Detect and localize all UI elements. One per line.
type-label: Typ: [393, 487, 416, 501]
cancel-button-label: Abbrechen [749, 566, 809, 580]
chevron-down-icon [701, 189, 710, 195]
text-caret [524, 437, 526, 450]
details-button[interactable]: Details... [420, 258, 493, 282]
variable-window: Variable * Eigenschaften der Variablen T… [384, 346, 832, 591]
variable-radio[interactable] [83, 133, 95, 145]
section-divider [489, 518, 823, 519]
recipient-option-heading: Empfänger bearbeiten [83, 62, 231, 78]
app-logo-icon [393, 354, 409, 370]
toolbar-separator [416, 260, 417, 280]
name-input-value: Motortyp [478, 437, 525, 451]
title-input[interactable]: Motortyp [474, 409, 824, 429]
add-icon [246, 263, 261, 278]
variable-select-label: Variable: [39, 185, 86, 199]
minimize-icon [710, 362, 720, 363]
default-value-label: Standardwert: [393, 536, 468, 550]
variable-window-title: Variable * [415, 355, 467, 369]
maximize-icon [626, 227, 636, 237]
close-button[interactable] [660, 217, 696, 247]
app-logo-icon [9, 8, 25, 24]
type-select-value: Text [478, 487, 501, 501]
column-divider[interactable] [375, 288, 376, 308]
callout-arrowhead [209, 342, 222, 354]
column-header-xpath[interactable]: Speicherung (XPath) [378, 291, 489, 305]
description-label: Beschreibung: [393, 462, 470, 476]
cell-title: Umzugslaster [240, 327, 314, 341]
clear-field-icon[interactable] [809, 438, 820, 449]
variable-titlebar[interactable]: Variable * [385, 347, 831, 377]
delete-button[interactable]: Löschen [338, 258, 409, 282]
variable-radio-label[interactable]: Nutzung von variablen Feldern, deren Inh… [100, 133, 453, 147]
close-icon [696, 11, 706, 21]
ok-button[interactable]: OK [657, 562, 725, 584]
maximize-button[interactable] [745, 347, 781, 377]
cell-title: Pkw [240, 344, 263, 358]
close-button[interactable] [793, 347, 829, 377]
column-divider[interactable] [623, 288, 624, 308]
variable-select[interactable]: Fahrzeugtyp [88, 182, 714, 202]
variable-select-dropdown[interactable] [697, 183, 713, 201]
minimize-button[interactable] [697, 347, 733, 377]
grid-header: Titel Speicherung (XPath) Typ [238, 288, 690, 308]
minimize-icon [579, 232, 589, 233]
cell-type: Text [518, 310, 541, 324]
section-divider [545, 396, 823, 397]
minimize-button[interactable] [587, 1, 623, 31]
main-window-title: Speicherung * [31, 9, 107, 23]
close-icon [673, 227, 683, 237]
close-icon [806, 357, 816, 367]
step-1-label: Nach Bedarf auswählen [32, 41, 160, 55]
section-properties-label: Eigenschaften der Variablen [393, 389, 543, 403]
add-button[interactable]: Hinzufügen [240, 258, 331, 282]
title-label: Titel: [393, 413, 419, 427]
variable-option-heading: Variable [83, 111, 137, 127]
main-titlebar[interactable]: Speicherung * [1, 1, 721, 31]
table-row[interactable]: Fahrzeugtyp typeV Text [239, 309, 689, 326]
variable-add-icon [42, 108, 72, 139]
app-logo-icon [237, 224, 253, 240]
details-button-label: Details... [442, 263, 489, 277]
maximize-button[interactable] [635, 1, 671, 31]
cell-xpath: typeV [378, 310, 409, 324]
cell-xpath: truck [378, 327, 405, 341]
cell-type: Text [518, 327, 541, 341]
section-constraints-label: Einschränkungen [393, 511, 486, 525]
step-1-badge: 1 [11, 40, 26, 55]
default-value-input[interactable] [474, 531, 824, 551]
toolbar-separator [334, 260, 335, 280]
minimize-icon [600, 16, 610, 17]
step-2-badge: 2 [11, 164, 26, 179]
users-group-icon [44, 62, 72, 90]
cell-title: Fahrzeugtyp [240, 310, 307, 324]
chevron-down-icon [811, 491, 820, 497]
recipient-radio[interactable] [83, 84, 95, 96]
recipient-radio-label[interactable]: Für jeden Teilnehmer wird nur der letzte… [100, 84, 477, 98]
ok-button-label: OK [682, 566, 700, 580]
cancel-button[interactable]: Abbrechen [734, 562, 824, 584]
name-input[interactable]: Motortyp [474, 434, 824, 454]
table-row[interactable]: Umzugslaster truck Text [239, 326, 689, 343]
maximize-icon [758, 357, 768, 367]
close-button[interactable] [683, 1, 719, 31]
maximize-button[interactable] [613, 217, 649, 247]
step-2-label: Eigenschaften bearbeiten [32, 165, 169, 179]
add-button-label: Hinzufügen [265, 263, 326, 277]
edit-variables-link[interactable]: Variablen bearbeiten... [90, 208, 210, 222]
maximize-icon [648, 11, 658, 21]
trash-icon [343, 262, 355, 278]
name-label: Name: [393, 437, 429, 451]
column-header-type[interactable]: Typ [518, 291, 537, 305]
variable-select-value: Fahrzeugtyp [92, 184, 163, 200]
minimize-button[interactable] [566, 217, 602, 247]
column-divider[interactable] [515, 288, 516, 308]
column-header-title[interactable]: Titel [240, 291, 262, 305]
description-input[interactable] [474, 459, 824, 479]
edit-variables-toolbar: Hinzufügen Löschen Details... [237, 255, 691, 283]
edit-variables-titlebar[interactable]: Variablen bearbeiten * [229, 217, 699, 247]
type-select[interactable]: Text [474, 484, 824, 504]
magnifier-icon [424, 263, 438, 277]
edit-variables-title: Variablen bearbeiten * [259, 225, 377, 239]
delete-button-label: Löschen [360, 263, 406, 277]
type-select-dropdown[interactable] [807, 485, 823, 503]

▶ _Problem_: Convert the data above into a numbered list with one entry per line, omitting any blank lines.

▶ _Finished task_:
1. Detect and localize all UI elements. One per line.
2. type-label: Typ: [393, 487, 416, 501]
3. cancel-button-label: Abbrechen [749, 566, 809, 580]
4. chevron-down-icon [701, 189, 710, 195]
5. text-caret [524, 437, 526, 450]
6. details-button[interactable]: Details... [420, 258, 493, 282]
7. variable-window: Variable * Eigenschaften der Variablen T… [384, 346, 832, 591]
8. variable-radio[interactable] [83, 133, 95, 145]
9. section-divider [489, 518, 823, 519]
10. recipient-option-heading: Empfänger bearbeiten [83, 62, 231, 78]
11. app-logo-icon [393, 354, 409, 370]
12. toolbar-separator [416, 260, 417, 280]
13. name-input-value: Motortyp [478, 437, 525, 451]
14. title-input[interactable]: Motortyp [474, 409, 824, 429]
15. add-icon [246, 263, 261, 278]
16. variable-select-label: Variable: [39, 185, 86, 199]
17. minimize-icon [710, 362, 720, 363]
18. default-value-label: Standardwert: [393, 536, 468, 550]
19. variable-window-title: Variable * [415, 355, 467, 369]
20. maximize-icon [626, 227, 636, 237]
21. close-button[interactable] [660, 217, 696, 247]
22. app-logo-icon [9, 8, 25, 24]
23. type-select-value: Text [478, 487, 501, 501]
24. column-divider[interactable] [375, 288, 376, 308]
25. callout-arrowhead [209, 342, 222, 354]
26. column-header-xpath[interactable]: Speicherung (XPath) [378, 291, 489, 305]
27. description-label: Beschreibung: [393, 462, 470, 476]
28. cell-title: Umzugslaster [240, 327, 314, 341]
29. clear-field-icon[interactable] [809, 438, 820, 449]
30. variable-titlebar[interactable]: Variable * [385, 347, 831, 377]
31. delete-button[interactable]: Löschen [338, 258, 409, 282]
32. variable-radio-label[interactable]: Nutzung von variablen Feldern, deren Inh… [100, 133, 453, 147]
33. close-icon [696, 11, 706, 21]
34. ok-button[interactable]: OK [657, 562, 725, 584]
35. maximize-button[interactable] [745, 347, 781, 377]
36. cell-title: Pkw [240, 344, 263, 358]
37. close-button[interactable] [793, 347, 829, 377]
38. column-divider[interactable] [623, 288, 624, 308]
39. variable-select[interactable]: Fahrzeugtyp [88, 182, 714, 202]
40. variable-select-dropdown[interactable] [697, 183, 713, 201]
41. minimize-button[interactable] [697, 347, 733, 377]
42. grid-header: Titel Speicherung (XPath) Typ [238, 288, 690, 308]
43. minimize-icon [579, 232, 589, 233]
44. cell-type: Text [518, 310, 541, 324]
45. section-divider [545, 396, 823, 397]
46. minimize-button[interactable] [587, 1, 623, 31]
47. main-window-title: Speicherung * [31, 9, 107, 23]
48. close-icon [673, 227, 683, 237]
49. close-icon [806, 357, 816, 367]
50. step-1-label: Nach Bedarf auswählen [32, 41, 160, 55]
51. section-properties-label: Eigenschaften der Variablen [393, 389, 543, 403]
52. add-button[interactable]: Hinzufügen [240, 258, 331, 282]
53. title-label: Titel: [393, 413, 419, 427]
54. variable-option-heading: Variable [83, 111, 137, 127]
55. main-titlebar[interactable]: Speicherung * [1, 1, 721, 31]
56. table-row[interactable]: Fahrzeugtyp typeV Text [239, 309, 689, 326]
57. variable-add-icon [42, 108, 72, 139]
58. app-logo-icon [237, 224, 253, 240]
59. details-button-label: Details... [442, 263, 489, 277]
60. maximize-button[interactable] [635, 1, 671, 31]
61. cell-xpath: typeV [378, 310, 409, 324]
62. cell-xpath: truck [378, 327, 405, 341]
63. cell-type: Text [518, 327, 541, 341]
64. section-constraints-label: Einschränkungen [393, 511, 486, 525]
65. step-1-badge: 1 [11, 40, 26, 55]
66. default-value-input[interactable] [474, 531, 824, 551]
67. toolbar-separator [334, 260, 335, 280]
68. minimize-icon [600, 16, 610, 17]
69. step-2-badge: 2 [11, 164, 26, 179]
70. users-group-icon [44, 62, 72, 90]
71. cell-title: Fahrzeugtyp [240, 310, 307, 324]
72. chevron-down-icon [811, 491, 820, 497]
73. recipient-radio[interactable] [83, 84, 95, 96]
74. recipient-radio-label[interactable]: Für jeden Teilnehmer wird nur der letzte… [100, 84, 477, 98]
75. ok-button-label: OK [682, 566, 700, 580]
76. cancel-button[interactable]: Abbrechen [734, 562, 824, 584]
77. name-input[interactable]: Motortyp [474, 434, 824, 454]
78. table-row[interactable]: Umzugslaster truck Text [239, 326, 689, 343]
79. maximize-icon [758, 357, 768, 367]
80. close-button[interactable] [683, 1, 719, 31]
81. maximize-button[interactable] [613, 217, 649, 247]
82. step-2-label: Eigenschaften bearbeiten [32, 165, 169, 179]
83. add-button-label: Hinzufügen [265, 263, 326, 277]
84. edit-variables-link[interactable]: Variablen bearbeiten... [90, 208, 210, 222]
85. maximize-icon [648, 11, 658, 21]
86. trash-icon [343, 262, 355, 278]
87. name-label: Name: [393, 437, 429, 451]
88. column-header-type[interactable]: Typ [518, 291, 537, 305]
89. variable-select-value: Fahrzeugtyp [92, 184, 163, 200]
90. minimize-button[interactable] [566, 217, 602, 247]
91. column-divider[interactable] [515, 288, 516, 308]
92. column-header-title[interactable]: Titel [240, 291, 262, 305]
93. description-input[interactable] [474, 459, 824, 479]
94. edit-variables-toolbar: Hinzufügen Löschen Details... [237, 255, 691, 283]
95. edit-variables-titlebar[interactable]: Variablen bearbeiten * [229, 217, 699, 247]
96. type-select[interactable]: Text [474, 484, 824, 504]
97. magnifier-icon [424, 263, 438, 277]
98. edit-variables-title: Variablen bearbeiten * [259, 225, 377, 239]
99. delete-button-label: Löschen [360, 263, 406, 277]
100. type-select-dropdown[interactable] [807, 485, 823, 503]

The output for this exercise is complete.